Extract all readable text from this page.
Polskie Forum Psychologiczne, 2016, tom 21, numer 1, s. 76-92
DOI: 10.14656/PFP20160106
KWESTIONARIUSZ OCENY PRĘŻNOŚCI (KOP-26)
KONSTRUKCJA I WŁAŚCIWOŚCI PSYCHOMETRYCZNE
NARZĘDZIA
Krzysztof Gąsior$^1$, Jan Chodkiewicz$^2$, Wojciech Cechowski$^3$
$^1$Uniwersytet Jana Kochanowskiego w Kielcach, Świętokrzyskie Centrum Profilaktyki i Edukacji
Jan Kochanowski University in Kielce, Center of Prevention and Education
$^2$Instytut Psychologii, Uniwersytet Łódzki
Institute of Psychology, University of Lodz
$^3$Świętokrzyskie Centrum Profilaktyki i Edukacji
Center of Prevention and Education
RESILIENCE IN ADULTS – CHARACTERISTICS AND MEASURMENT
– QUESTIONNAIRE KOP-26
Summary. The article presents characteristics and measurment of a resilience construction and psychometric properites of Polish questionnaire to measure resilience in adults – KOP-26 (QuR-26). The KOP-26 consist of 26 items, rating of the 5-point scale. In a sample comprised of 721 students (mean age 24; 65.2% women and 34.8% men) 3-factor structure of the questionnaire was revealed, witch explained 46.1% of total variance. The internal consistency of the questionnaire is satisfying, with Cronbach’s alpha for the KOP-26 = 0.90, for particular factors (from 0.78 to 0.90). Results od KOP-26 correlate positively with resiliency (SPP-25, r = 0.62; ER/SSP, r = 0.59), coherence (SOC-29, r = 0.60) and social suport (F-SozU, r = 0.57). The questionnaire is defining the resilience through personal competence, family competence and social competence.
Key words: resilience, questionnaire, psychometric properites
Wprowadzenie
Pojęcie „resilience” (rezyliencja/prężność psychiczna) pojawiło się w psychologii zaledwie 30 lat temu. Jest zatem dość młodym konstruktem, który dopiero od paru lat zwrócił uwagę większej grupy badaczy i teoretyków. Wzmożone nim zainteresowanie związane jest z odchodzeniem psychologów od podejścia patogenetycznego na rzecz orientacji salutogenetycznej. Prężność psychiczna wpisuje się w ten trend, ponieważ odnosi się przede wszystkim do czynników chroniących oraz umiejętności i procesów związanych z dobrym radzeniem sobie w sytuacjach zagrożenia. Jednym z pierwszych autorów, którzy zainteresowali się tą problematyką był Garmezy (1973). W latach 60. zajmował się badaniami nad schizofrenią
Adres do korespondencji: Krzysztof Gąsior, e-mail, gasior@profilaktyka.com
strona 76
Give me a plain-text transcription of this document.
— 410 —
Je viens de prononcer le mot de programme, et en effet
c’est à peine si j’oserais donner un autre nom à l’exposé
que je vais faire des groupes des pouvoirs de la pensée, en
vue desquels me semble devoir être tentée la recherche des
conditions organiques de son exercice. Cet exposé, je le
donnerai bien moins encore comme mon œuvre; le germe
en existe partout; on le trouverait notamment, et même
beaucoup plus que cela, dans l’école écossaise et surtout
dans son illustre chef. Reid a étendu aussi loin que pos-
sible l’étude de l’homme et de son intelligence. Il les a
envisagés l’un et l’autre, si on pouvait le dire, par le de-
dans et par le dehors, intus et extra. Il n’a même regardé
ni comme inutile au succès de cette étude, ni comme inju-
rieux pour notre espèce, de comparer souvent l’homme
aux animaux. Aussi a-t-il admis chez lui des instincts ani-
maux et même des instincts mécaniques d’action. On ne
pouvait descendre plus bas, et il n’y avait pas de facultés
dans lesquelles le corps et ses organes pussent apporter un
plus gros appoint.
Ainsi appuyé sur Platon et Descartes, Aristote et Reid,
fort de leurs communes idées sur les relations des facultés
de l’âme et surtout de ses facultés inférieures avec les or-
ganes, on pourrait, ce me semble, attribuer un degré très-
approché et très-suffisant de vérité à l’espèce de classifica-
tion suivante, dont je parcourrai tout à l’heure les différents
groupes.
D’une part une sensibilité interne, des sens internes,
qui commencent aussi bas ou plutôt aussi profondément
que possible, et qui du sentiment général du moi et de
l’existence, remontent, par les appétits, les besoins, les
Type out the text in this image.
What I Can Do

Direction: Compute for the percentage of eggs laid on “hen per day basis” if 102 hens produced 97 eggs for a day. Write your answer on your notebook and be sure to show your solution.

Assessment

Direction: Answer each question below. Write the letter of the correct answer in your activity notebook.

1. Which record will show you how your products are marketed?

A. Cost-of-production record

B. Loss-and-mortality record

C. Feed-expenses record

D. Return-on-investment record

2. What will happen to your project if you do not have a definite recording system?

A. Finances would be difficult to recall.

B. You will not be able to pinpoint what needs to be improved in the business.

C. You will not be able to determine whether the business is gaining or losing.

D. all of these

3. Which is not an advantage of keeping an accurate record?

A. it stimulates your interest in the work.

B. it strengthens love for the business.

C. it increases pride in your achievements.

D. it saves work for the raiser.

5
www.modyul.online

────

Transcribe all of the lines in the records precisely.

Extract all readable text from this page.
Polskie Forum Psychologiczne, 2016, tom 21, numer 1, s. 76-92
DOI: 10.14656/PFP20160106
KWESTIONARIUSZ OCENY PRĘŻNOŚCI (KOP-26)
KONSTRUKCJA I WŁAŚCIWOŚCI PSYCHOMETRYCZNE
NARZĘDZIA
Krzysztof Gąsior$^1$, Jan Chodkiewicz$^2$, Wojciech Cechowski$^3$
$^1$Uniwersytet Jana Kochanowskiego w Kielcach, Świętokrzyskie Centrum Profilaktyki i Edukacji
Jan Kochanowski University in Kielce, Center of Prevention and Education
$^2$Instytut Psychologii, Uniwersytet Łódzki
Institute of Psychology, University of Lodz
$^3$Świętokrzyskie Centrum Profilaktyki i Edukacji
Center of Prevention and Education
RESILIENCE IN ADULTS – CHARACTERISTICS AND MEASURMENT
– QUESTIONNAIRE KOP-26
Summary. The article presents characteristics and measurment of a resilience construction and psychometric properites of Polish questionnaire to measure resilience in adults – KOP-26 (QuR-26). The KOP-26 consist of 26 items, rating of the 5-point scale. In a sample comprised of 721 students (mean age 24; 65.2% women and 34.8% men) 3-factor structure of the questionnaire was revealed, witch explained 46.1% of total variance. The internal consistency of the questionnaire is satisfying, with Cronbach’s alpha for the KOP-26 = 0.90, for particular factors (from 0.78 to 0.90). Results od KOP-26 correlate positively with resiliency (SPP-25, r = 0.62; ER/SSP, r = 0.59), coherence (SOC-29, r = 0.60) and social suport (F-SozU, r = 0.57). The questionnaire is defining the resilience through personal competence, family competence and social competence.
Key words: resilience, questionnaire, psychometric properites
Wprowadzenie
Pojęcie „resilience” (rezyliencja/prężność psychiczna) pojawiło się w psychologii zaledwie 30 lat temu. Jest zatem dość młodym konstruktem, który dopiero od paru lat zwrócił uwagę większej grupy badaczy i teoretyków. Wzmożone nim zainteresowanie związane jest z odchodzeniem psychologów od podejścia patogenetycznego na rzecz orientacji salutogenetycznej. Prężność psychiczna wpisuje się w ten trend, ponieważ odnosi się przede wszystkim do czynników chroniących oraz umiejętności i procesów związanych z dobrym radzeniem sobie w sytuacjach zagrożenia. Jednym z pierwszych autorów, którzy zainteresowali się tą problematyką był Garmezy (1973). W latach 60. zajmował się badaniami nad schizofrenią
Adres do korespondencji: Krzysztof Gąsior, e-mail, gasior@profilaktyka.com
strona 76
Give me a plain-text transcription of this document.
— 410 —
Je viens de prononcer le mot de programme, et en effet
c’est à peine si j’oserais donner un autre nom à l’exposé
que je vais faire des groupes des pouvoirs de la pensée, en
vue desquels me semble devoir être tentée la recherche des
conditions organiques de son exercice. Cet exposé, je le
donnerai bien moins encore comme mon œuvre; le germe
en existe partout; on le trouverait notamment, et même
beaucoup plus que cela, dans l’école écossaise et surtout
dans son illustre chef. Reid a étendu aussi loin que pos-
sible l’étude de l’homme et de son intelligence. Il les a
envisagés l’un et l’autre, si on pouvait le dire, par le de-
dans et par le dehors, intus et extra. Il n’a même regardé
ni comme inutile au succès de cette étude, ni comme inju-
rieux pour notre espèce, de comparer souvent l’homme
aux animaux. Aussi a-t-il admis chez lui des instincts ani-
maux et même des instincts mécaniques d’action. On ne
pouvait descendre plus bas, et il n’y avait pas de facultés
dans lesquelles le corps et ses organes pussent apporter un
plus gros appoint.
Ainsi appuyé sur Platon et Descartes, Aristote et Reid,
fort de leurs communes idées sur les relations des facultés
de l’âme et surtout de ses facultés inférieures avec les or-
ganes, on pourrait, ce me semble, attribuer un degré très-
approché et très-suffisant de vérité à l’espèce de classifica-
tion suivante, dont je parcourrai tout à l’heure les différents
groupes.
D’une part une sensibilité interne, des sens internes,
qui commencent aussi bas ou plutôt aussi profondément
que possible, et qui du sentiment général du moi et de
l’existence, remontent, par les appétits, les besoins, les
Type out the text in this image.
What I Can Do

Direction: Compute for the percentage of eggs laid on “hen per day basis” if 102 hens produced 97 eggs for a day. Write your answer on your notebook and be sure to show your solution.

Assessment

Direction: Answer each question below. Write the letter of the correct answer in your activity notebook.

1. Which record will show you how your products are marketed?

A. Cost-of-production record

B. Loss-and-mortality record

C. Feed-expenses record

D. Return-on-investment record

2. What will happen to your project if you do not have a definite recording system?

A. Finances would be difficult to recall.

B. You will not be able to pinpoint what needs to be improved in the business.

C. You will not be able to determine whether the business is gaining or losing.

D. all of these

3. Which is not an advantage of keeping an accurate record?

A. it stimulates your interest in the work.

B. it strengthens love for the business.

C. it increases pride in your achievements.

D. it saves work for the raiser.

5
www.modyul.online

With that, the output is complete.